## START
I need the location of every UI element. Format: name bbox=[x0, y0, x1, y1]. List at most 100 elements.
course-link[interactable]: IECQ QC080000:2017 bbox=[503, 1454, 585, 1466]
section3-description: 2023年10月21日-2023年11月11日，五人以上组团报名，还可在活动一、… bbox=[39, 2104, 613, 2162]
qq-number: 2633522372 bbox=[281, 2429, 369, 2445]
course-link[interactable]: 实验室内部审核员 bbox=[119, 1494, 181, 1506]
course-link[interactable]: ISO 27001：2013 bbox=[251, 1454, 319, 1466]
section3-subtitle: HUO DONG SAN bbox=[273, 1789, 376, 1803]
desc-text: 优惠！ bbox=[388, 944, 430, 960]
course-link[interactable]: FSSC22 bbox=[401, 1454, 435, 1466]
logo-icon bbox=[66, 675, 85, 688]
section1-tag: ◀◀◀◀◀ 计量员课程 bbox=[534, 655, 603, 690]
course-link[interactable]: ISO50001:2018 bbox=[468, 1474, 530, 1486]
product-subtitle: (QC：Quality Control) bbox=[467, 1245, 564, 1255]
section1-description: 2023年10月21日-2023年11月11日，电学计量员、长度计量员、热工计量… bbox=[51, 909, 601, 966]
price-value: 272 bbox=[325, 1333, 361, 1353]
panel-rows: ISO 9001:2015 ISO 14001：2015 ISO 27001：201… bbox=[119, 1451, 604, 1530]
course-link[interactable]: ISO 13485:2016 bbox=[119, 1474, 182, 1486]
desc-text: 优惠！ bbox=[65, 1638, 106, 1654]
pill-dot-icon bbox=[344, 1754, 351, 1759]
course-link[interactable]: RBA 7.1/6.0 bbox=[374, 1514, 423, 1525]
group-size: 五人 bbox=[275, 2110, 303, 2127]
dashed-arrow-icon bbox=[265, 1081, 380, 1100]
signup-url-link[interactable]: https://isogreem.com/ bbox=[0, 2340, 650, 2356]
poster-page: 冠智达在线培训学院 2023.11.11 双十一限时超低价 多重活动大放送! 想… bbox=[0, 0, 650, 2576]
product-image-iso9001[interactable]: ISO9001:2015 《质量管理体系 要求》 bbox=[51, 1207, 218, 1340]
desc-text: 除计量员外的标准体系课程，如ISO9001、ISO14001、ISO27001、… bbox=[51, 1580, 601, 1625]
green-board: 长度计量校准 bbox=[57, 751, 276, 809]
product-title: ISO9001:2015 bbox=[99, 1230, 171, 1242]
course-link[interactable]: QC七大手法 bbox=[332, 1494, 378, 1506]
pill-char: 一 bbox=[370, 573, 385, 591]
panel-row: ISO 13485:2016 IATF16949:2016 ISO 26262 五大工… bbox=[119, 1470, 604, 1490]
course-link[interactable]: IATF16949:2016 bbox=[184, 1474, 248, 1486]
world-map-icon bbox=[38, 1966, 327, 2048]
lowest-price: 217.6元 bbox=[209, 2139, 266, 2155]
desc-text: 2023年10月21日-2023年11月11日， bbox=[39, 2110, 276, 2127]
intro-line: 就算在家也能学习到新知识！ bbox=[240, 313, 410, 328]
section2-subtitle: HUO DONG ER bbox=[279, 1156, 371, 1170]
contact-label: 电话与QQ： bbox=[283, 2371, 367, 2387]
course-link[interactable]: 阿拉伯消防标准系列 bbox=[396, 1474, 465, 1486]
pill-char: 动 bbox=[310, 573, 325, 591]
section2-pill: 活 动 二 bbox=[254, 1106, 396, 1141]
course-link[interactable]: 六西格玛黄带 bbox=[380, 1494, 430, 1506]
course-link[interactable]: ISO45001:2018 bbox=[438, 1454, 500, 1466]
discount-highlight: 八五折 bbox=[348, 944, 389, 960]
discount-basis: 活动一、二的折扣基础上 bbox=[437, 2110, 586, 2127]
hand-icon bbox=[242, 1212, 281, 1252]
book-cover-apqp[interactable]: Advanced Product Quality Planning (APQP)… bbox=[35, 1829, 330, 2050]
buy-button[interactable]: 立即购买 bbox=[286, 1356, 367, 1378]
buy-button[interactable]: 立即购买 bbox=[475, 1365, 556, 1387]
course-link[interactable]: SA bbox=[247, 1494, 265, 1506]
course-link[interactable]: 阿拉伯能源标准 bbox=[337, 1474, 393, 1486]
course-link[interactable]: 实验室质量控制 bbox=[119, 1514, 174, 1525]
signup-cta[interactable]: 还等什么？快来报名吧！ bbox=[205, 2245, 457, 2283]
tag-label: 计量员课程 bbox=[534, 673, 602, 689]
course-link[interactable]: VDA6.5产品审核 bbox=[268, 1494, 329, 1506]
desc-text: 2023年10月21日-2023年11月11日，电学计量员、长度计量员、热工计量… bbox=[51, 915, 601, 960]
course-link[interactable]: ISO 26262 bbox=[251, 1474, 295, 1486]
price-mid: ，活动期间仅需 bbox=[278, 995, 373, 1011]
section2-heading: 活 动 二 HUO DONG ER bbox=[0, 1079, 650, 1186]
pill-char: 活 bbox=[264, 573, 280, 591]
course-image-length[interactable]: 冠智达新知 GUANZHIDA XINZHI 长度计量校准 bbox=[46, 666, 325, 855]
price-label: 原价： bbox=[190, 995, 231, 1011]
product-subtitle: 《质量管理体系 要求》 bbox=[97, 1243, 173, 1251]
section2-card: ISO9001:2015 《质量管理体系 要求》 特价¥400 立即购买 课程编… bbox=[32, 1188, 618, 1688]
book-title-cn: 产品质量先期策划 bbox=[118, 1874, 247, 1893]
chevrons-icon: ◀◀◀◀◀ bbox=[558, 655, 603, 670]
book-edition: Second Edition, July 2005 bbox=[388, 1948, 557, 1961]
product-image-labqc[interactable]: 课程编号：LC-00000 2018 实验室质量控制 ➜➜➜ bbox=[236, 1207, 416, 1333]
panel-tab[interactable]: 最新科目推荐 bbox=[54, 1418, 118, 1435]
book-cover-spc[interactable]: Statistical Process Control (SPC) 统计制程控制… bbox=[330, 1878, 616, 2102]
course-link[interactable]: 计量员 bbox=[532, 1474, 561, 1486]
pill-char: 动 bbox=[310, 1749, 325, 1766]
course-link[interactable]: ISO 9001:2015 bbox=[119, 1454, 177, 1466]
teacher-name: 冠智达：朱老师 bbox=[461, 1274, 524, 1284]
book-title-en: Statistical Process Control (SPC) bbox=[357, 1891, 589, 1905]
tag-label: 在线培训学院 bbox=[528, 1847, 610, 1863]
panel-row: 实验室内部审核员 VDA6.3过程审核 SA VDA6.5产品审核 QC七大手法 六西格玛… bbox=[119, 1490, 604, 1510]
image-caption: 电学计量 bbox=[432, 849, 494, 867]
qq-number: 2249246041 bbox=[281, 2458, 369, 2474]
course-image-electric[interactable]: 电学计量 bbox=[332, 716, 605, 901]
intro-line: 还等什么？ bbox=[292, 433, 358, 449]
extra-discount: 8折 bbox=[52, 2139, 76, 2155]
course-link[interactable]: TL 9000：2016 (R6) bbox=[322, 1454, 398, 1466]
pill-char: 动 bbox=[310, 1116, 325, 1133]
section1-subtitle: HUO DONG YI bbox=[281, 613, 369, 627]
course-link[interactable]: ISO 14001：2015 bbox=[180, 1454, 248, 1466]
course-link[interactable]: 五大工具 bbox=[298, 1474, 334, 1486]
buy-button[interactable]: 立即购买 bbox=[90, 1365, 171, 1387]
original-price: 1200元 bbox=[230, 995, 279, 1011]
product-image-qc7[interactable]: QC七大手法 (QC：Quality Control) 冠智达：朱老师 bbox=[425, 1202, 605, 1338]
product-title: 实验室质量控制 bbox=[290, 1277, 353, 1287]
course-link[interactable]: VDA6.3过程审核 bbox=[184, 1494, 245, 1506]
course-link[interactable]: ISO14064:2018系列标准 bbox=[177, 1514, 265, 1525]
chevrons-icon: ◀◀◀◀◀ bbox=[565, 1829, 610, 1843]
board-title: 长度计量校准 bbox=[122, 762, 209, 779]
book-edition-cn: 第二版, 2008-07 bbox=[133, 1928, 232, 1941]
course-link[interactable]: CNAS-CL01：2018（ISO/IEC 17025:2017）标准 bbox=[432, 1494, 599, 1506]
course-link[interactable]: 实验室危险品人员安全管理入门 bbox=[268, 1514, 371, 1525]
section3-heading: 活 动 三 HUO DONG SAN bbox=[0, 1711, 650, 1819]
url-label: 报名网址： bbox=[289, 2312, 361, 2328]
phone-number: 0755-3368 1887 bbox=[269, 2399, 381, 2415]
## END
_The request_
Copy the rows character for character, beginning with the first row and stopping after the row that contains "lowest-price: 217.6元 bbox=[209, 2139, 266, 2155]".

_Complete answer_
I need the location of every UI element. Format: name bbox=[x0, y0, x1, y1]. List at most 100 elements.
course-link[interactable]: IECQ QC080000:2017 bbox=[503, 1454, 585, 1466]
section3-description: 2023年10月21日-2023年11月11日，五人以上组团报名，还可在活动一、… bbox=[39, 2104, 613, 2162]
qq-number: 2633522372 bbox=[281, 2429, 369, 2445]
course-link[interactable]: 实验室内部审核员 bbox=[119, 1494, 181, 1506]
course-link[interactable]: ISO 27001：2013 bbox=[251, 1454, 319, 1466]
section3-subtitle: HUO DONG SAN bbox=[273, 1789, 376, 1803]
desc-text: 优惠！ bbox=[388, 944, 430, 960]
course-link[interactable]: FSSC22 bbox=[401, 1454, 435, 1466]
logo-icon bbox=[66, 675, 85, 688]
section1-tag: ◀◀◀◀◀ 计量员课程 bbox=[534, 655, 603, 690]
course-link[interactable]: ISO50001:2018 bbox=[468, 1474, 530, 1486]
product-subtitle: (QC：Quality Control) bbox=[467, 1245, 564, 1255]
section1-description: 2023年10月21日-2023年11月11日，电学计量员、长度计量员、热工计量… bbox=[51, 909, 601, 966]
price-value: 272 bbox=[325, 1333, 361, 1353]
panel-rows: ISO 9001:2015 ISO 14001：2015 ISO 27001：201… bbox=[119, 1451, 604, 1530]
course-link[interactable]: ISO 13485:2016 bbox=[119, 1474, 182, 1486]
desc-text: 优惠！ bbox=[65, 1638, 106, 1654]
pill-dot-icon bbox=[344, 1754, 351, 1759]
course-link[interactable]: RBA 7.1/6.0 bbox=[374, 1514, 423, 1525]
group-size: 五人 bbox=[275, 2110, 303, 2127]
dashed-arrow-icon bbox=[265, 1081, 380, 1100]
signup-url-link[interactable]: https://isogreem.com/ bbox=[0, 2340, 650, 2356]
poster-page: 冠智达在线培训学院 2023.11.11 双十一限时超低价 多重活动大放送! 想… bbox=[0, 0, 650, 2576]
product-image-iso9001[interactable]: ISO9001:2015 《质量管理体系 要求》 bbox=[51, 1207, 218, 1340]
desc-text: 除计量员外的标准体系课程，如ISO9001、ISO14001、ISO27001、… bbox=[51, 1580, 601, 1625]
green-board: 长度计量校准 bbox=[57, 751, 276, 809]
product-title: ISO9001:2015 bbox=[99, 1230, 171, 1242]
course-link[interactable]: QC七大手法 bbox=[332, 1494, 378, 1506]
pill-char: 一 bbox=[370, 573, 385, 591]
panel-row: ISO 13485:2016 IATF16949:2016 ISO 26262 五大工… bbox=[119, 1470, 604, 1490]
course-link[interactable]: IATF16949:2016 bbox=[184, 1474, 248, 1486]
world-map-icon bbox=[38, 1966, 327, 2048]
lowest-price: 217.6元 bbox=[209, 2139, 266, 2155]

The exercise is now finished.